Stored data
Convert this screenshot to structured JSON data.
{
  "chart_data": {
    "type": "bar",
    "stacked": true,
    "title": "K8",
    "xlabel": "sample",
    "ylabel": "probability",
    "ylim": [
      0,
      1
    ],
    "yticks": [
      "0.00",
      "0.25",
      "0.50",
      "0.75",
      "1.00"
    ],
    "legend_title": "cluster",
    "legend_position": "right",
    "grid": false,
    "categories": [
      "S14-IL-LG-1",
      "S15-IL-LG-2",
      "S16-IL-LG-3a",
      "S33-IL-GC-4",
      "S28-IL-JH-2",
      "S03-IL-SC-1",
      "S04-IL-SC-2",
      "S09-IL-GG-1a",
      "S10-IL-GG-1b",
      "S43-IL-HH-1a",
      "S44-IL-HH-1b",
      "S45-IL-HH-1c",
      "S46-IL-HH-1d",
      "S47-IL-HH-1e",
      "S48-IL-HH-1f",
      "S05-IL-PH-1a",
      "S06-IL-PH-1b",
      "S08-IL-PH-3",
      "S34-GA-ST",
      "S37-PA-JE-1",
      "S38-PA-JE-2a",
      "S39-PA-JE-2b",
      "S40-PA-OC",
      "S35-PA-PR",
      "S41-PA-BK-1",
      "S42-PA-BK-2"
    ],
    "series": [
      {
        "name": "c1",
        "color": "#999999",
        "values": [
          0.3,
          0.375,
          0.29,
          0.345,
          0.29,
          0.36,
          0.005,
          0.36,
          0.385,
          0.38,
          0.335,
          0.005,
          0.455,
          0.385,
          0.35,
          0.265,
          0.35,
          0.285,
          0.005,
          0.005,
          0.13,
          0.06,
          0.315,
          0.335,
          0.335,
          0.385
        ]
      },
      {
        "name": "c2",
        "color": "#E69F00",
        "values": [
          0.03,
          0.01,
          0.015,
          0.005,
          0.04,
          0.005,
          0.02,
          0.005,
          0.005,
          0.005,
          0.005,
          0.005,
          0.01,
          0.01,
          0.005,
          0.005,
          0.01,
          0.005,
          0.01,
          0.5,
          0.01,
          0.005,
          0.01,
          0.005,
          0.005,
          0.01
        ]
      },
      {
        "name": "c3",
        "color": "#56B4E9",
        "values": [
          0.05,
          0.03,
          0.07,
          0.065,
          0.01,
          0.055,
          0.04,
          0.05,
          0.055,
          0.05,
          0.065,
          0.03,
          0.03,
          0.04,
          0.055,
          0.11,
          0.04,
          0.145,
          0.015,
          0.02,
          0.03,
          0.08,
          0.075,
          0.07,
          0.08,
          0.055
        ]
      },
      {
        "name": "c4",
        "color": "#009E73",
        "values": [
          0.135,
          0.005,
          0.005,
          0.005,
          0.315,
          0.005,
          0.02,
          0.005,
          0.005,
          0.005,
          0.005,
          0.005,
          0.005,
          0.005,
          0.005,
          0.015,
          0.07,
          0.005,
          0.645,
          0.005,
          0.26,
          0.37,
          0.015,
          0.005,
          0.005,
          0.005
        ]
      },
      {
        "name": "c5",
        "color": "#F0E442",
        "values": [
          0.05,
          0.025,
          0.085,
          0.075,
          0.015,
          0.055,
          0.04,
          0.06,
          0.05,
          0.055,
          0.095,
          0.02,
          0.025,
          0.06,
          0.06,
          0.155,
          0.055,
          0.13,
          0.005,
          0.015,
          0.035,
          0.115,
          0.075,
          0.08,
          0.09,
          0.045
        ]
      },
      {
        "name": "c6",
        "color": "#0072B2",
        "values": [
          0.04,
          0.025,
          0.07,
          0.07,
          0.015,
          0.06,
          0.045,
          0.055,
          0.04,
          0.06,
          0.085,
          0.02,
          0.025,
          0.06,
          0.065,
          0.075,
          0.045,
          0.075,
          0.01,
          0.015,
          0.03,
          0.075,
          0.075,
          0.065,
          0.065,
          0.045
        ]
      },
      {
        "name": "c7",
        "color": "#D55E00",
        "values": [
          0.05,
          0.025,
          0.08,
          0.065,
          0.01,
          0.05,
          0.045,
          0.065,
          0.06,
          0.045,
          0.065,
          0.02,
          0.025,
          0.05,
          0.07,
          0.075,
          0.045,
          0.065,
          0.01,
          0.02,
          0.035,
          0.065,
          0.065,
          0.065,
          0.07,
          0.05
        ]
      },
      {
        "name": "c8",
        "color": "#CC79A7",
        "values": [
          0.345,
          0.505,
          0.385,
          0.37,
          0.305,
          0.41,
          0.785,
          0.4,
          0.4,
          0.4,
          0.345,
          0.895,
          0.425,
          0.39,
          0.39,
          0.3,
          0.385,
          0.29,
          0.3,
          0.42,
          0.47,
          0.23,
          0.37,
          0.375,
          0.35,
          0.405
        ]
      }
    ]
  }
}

Aim: Copy each entry exactly, with nothing added or dropped.

Output of the exercise:
Convert this screenshot to structured JSON data.
{
  "chart_data": {
    "type": "bar",
    "stacked": true,
    "title": "K8",
    "xlabel": "sample",
    "ylabel": "probability",
    "ylim": [
      0,
      1
    ],
    "yticks": [
      "0.00",
      "0.25",
      "0.50",
      "0.75",
      "1.00"
    ],
    "legend_title": "cluster",
    "legend_position": "right",
    "grid": false,
    "categories": [
      "S14-IL-LG-1",
      "S15-IL-LG-2",
      "S16-IL-LG-3a",
      "S33-IL-GC-4",
      "S28-IL-JH-2",
      "S03-IL-SC-1",
      "S04-IL-SC-2",
      "S09-IL-GG-1a",
      "S10-IL-GG-1b",
      "S43-IL-HH-1a",
      "S44-IL-HH-1b",
      "S45-IL-HH-1c",
      "S46-IL-HH-1d",
      "S47-IL-HH-1e",
      "S48-IL-HH-1f",
      "S05-IL-PH-1a",
      "S06-IL-PH-1b",
      "S08-IL-PH-3",
      "S34-GA-ST",
      "S37-PA-JE-1",
      "S38-PA-JE-2a",
      "S39-PA-JE-2b",
      "S40-PA-OC",
      "S35-PA-PR",
      "S41-PA-BK-1",
      "S42-PA-BK-2"
    ],
    "series": [
      {
        "name": "c1",
        "color": "#999999",
        "values": [
          0.3,
          0.375,
          0.29,
          0.345,
          0.29,
          0.36,
          0.005,
          0.36,
          0.385,
          0.38,
          0.335,
          0.005,
          0.455,
          0.385,
          0.35,
          0.265,
          0.35,
          0.285,
          0.005,
          0.005,
          0.13,
          0.06,
          0.315,
          0.335,
          0.335,
          0.385
        ]
      },
      {
        "name": "c2",
        "color": "#E69F00",
        "values": [
          0.03,
          0.01,
          0.015,
          0.005,
          0.04,
          0.005,
          0.02,
          0.005,
          0.005,
          0.005,
          0.005,
          0.005,
          0.01,
          0.01,
          0.005,
          0.005,
          0.01,
          0.005,
          0.01,
          0.5,
          0.01,
          0.005,
          0.01,
          0.005,
          0.005,
          0.01
        ]
      },
      {
        "name": "c3",
        "color": "#56B4E9",
        "values": [
          0.05,
          0.03,
          0.07,
          0.065,
          0.01,
          0.055,
          0.04,
          0.05,
          0.055,
          0.05,
          0.065,
          0.03,
          0.03,
          0.04,
          0.055,
          0.11,
          0.04,
          0.145,
          0.015,
          0.02,
          0.03,
          0.08,
          0.075,
          0.07,
          0.08,
          0.055
        ]
      },
      {
        "name": "c4",
        "color": "#009E73",
        "values": [
          0.135,
          0.005,
          0.005,
          0.005,
          0.315,
          0.005,
          0.02,
          0.005,
          0.005,
          0.005,
          0.005,
          0.005,
          0.005,
          0.005,
          0.005,
          0.015,
          0.07,
          0.005,
          0.645,
          0.005,
          0.26,
          0.37,
          0.015,
          0.005,
          0.005,
          0.005
        ]
      },
      {
        "name": "c5",
        "color": "#F0E442",
        "values": [
          0.05,
          0.025,
          0.085,
          0.075,
          0.015,
          0.055,
          0.04,
          0.06,
          0.05,
          0.055,
          0.095,
          0.02,
          0.025,
          0.06,
          0.06,
          0.155,
          0.055,
          0.13,
          0.005,
          0.015,
          0.035,
          0.115,
          0.075,
          0.08,
          0.09,
          0.045
        ]
      },
      {
        "name": "c6",
        "color": "#0072B2",
        "values": [
          0.04,
          0.025,
          0.07,
          0.07,
          0.015,
          0.06,
          0.045,
          0.055,
          0.04,
          0.06,
          0.085,
          0.02,
          0.025,
          0.06,
          0.065,
          0.075,
          0.045,
          0.075,
          0.01,
          0.015,
          0.03,
          0.075,
          0.075,
          0.065,
          0.065,
          0.045
        ]
      },
      {
        "name": "c7",
        "color": "#D55E00",
        "values": [
          0.05,
          0.025,
          0.08,
          0.065,
          0.01,
          0.05,
          0.045,
          0.065,
          0.06,
          0.045,
          0.065,
          0.02,
          0.025,
          0.05,
          0.07,
          0.075,
          0.045,
          0.065,
          0.01,
          0.02,
          0.035,
          0.065,
          0.065,
          0.065,
          0.07,
          0.05
        ]
      },
      {
        "name": "c8",
        "color": "#CC79A7",
        "values": [
          0.345,
          0.505,
          0.385,
          0.37,
          0.305,
          0.41,
          0.785,
          0.4,
          0.4,
          0.4,
          0.345,
          0.895,
          0.425,
          0.39,
          0.39,
          0.3,
          0.385,
          0.29,
          0.3,
          0.42,
          0.47,
          0.23,
          0.37,
          0.375,
          0.35,
          0.405
        ]
      }
    ]
  }
}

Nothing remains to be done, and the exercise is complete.